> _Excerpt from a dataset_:
>>

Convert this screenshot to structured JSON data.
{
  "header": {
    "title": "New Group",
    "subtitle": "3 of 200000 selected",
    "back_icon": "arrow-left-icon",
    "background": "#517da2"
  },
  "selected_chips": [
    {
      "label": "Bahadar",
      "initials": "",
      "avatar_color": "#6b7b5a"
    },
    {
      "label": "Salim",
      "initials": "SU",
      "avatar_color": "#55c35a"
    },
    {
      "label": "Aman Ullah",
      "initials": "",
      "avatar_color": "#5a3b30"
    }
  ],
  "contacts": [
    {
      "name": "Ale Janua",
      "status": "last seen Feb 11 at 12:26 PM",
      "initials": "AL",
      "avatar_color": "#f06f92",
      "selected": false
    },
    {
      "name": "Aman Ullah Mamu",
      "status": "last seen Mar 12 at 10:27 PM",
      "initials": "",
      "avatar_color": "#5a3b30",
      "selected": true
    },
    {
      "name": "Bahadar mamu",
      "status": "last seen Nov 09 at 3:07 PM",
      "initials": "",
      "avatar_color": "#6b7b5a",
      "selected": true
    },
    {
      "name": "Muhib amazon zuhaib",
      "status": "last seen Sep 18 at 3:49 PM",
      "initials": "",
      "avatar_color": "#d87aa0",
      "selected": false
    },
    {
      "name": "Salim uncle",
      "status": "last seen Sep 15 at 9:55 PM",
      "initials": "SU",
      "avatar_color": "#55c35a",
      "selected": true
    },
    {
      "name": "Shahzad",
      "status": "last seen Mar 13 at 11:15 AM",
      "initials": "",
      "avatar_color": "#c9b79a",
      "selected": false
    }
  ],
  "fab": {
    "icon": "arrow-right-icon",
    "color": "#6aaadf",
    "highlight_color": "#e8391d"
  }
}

<<

> _Exercise prompt_: Copy out every line holding the string "last".

> _Completed exercise_:
      "status": "last seen Feb 11 at 12:26 PM",
      "status": "last seen Mar 12 at 10:27 PM",
      "status": "last seen Nov 09 at 3:07 PM",
      "status": "last seen Sep 18 at 3:49 PM",
      "status": "last seen Sep 15 at 9:55 PM",
      "status": "last seen Mar 13 at 11:15 AM",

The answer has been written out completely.